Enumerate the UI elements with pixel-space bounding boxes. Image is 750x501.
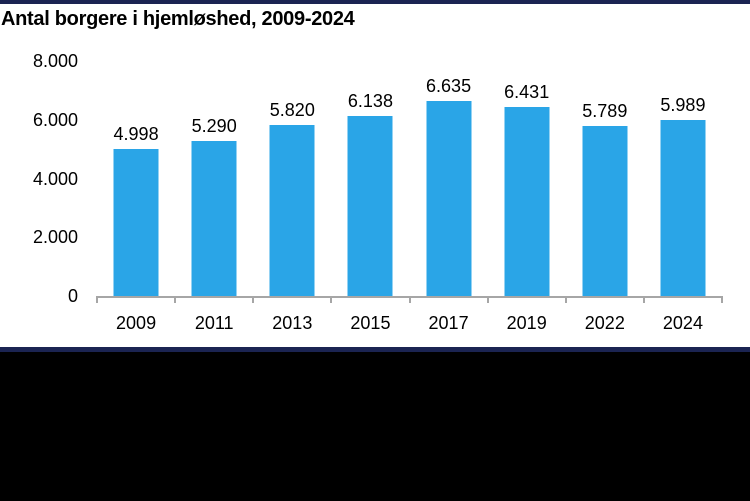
x-axis-tick-mark [252, 296, 255, 303]
plot-area: 4.998 5.290 5.820 6.138 6.635 6.431 5.789 5.989 [97, 61, 722, 296]
bar [582, 125, 628, 296]
bar-value-label: 5.290 [191, 115, 237, 136]
x-axis-tick-mark [564, 296, 567, 303]
bar-slot: 4.998 [97, 61, 175, 296]
bar-value-label: 6.635 [426, 76, 472, 97]
top-divider-stripe [0, 0, 750, 4]
x-axis-tick-mark [642, 296, 645, 303]
y-axis-tick-label: 2.000 [32, 227, 78, 248]
bar [660, 120, 706, 296]
x-axis-tick-label: 2024 [662, 313, 703, 333]
bar [191, 140, 237, 296]
y-axis-tick-label: 4.000 [32, 168, 78, 189]
bar-value-label: 6.431 [504, 82, 550, 103]
y-axis-tick-label: 0 [67, 286, 78, 306]
x-axis-tick-label: 2013 [272, 313, 313, 333]
bar [347, 115, 393, 296]
x-axis-tick-label: 2017 [428, 313, 469, 333]
bar-slot: 6.431 [488, 61, 566, 296]
bar-slot: 5.290 [175, 61, 253, 296]
bar [113, 149, 159, 296]
y-axis-tick-label: 8.000 [32, 51, 78, 71]
x-axis-tick-mark [96, 296, 98, 303]
x-axis-tick-label: 2019 [506, 313, 547, 333]
bar-value-label: 5.789 [582, 100, 628, 121]
bar-slot: 5.789 [566, 61, 644, 296]
bar-slot: 6.138 [331, 61, 409, 296]
x-axis-tick-mark [721, 296, 723, 303]
bar-slot: 5.989 [644, 61, 722, 296]
x-axis-tick-mark [174, 296, 177, 303]
chart-title: Antal borgere i hjemløshed, 2009-2024 [1, 8, 355, 30]
bar-value-label: 4.998 [113, 124, 159, 145]
y-axis-tick-label: 6.000 [32, 109, 78, 130]
bar-value-label: 5.820 [269, 100, 315, 121]
bar-slot: 6.635 [410, 61, 488, 296]
bottom-divider-stripe [0, 347, 750, 352]
bar-value-label: 6.138 [347, 90, 393, 111]
x-axis-tick-label: 2015 [350, 313, 391, 333]
bar [504, 107, 550, 296]
x-axis-tick-label: 2009 [116, 313, 157, 333]
bar [426, 101, 472, 296]
footer-black-block [0, 352, 750, 501]
x-axis-tick-mark [330, 296, 333, 303]
bar-value-label: 5.989 [660, 95, 706, 116]
x-axis-tick-mark [408, 296, 411, 303]
x-axis-tick-label: 2022 [584, 313, 625, 333]
bar [269, 125, 315, 296]
x-axis-tick-mark [486, 296, 489, 303]
bar-slot: 5.820 [253, 61, 331, 296]
x-axis-tick-label: 2011 [194, 313, 234, 333]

◆ What needs to be done
Transcribe all of the lines above verbatim, omitting the pictures from your answer.

◆ Solved exercise
Enumerate the UI elements with pixel-space bounding boxes. Image is 750x501.
x-axis-tick-mark [252, 296, 255, 303]
plot-area: 4.998 5.290 5.820 6.138 6.635 6.431 5.789 5.989 [97, 61, 722, 296]
bar [582, 125, 628, 296]
bar-value-label: 5.290 [191, 115, 237, 136]
x-axis-tick-mark [564, 296, 567, 303]
bar-slot: 4.998 [97, 61, 175, 296]
bar-value-label: 6.635 [426, 76, 472, 97]
top-divider-stripe [0, 0, 750, 4]
x-axis-tick-mark [642, 296, 645, 303]
y-axis-tick-label: 2.000 [32, 227, 78, 248]
bar [660, 120, 706, 296]
x-axis-tick-label: 2024 [662, 313, 703, 333]
bar [191, 140, 237, 296]
y-axis-tick-label: 4.000 [32, 168, 78, 189]
bar-value-label: 6.431 [504, 82, 550, 103]
y-axis-tick-label: 0 [67, 286, 78, 306]
x-axis-tick-label: 2013 [272, 313, 313, 333]
bar [347, 115, 393, 296]
x-axis-tick-label: 2017 [428, 313, 469, 333]
bar-slot: 6.431 [488, 61, 566, 296]
bar-slot: 5.290 [175, 61, 253, 296]
bar [113, 149, 159, 296]
y-axis-tick-label: 8.000 [32, 51, 78, 71]
x-axis-tick-mark [96, 296, 98, 303]
x-axis-tick-label: 2019 [506, 313, 547, 333]
bar-value-label: 5.789 [582, 100, 628, 121]
bar-slot: 5.789 [566, 61, 644, 296]
bar-slot: 6.138 [331, 61, 409, 296]
x-axis-tick-mark [721, 296, 723, 303]
bar-slot: 5.989 [644, 61, 722, 296]
x-axis-tick-mark [174, 296, 177, 303]
chart-title: Antal borgere i hjemløshed, 2009-2024 [1, 8, 355, 30]
bar-value-label: 4.998 [113, 124, 159, 145]
y-axis-tick-label: 6.000 [32, 109, 78, 130]
bar-value-label: 5.820 [269, 100, 315, 121]
bar-slot: 6.635 [410, 61, 488, 296]
bottom-divider-stripe [0, 347, 750, 352]
bar-value-label: 6.138 [347, 90, 393, 111]
x-axis-tick-label: 2015 [350, 313, 391, 333]
bar [504, 107, 550, 296]
x-axis-tick-label: 2009 [116, 313, 157, 333]
bar [426, 101, 472, 296]
footer-black-block [0, 352, 750, 501]
x-axis-tick-mark [330, 296, 333, 303]
bar-value-label: 5.989 [660, 95, 706, 116]
x-axis-tick-mark [408, 296, 411, 303]
x-axis-tick-label: 2022 [584, 313, 625, 333]
bar [269, 125, 315, 296]
x-axis-tick-mark [486, 296, 489, 303]
bar-slot: 5.820 [253, 61, 331, 296]
x-axis-tick-label: 2011 [194, 313, 234, 333]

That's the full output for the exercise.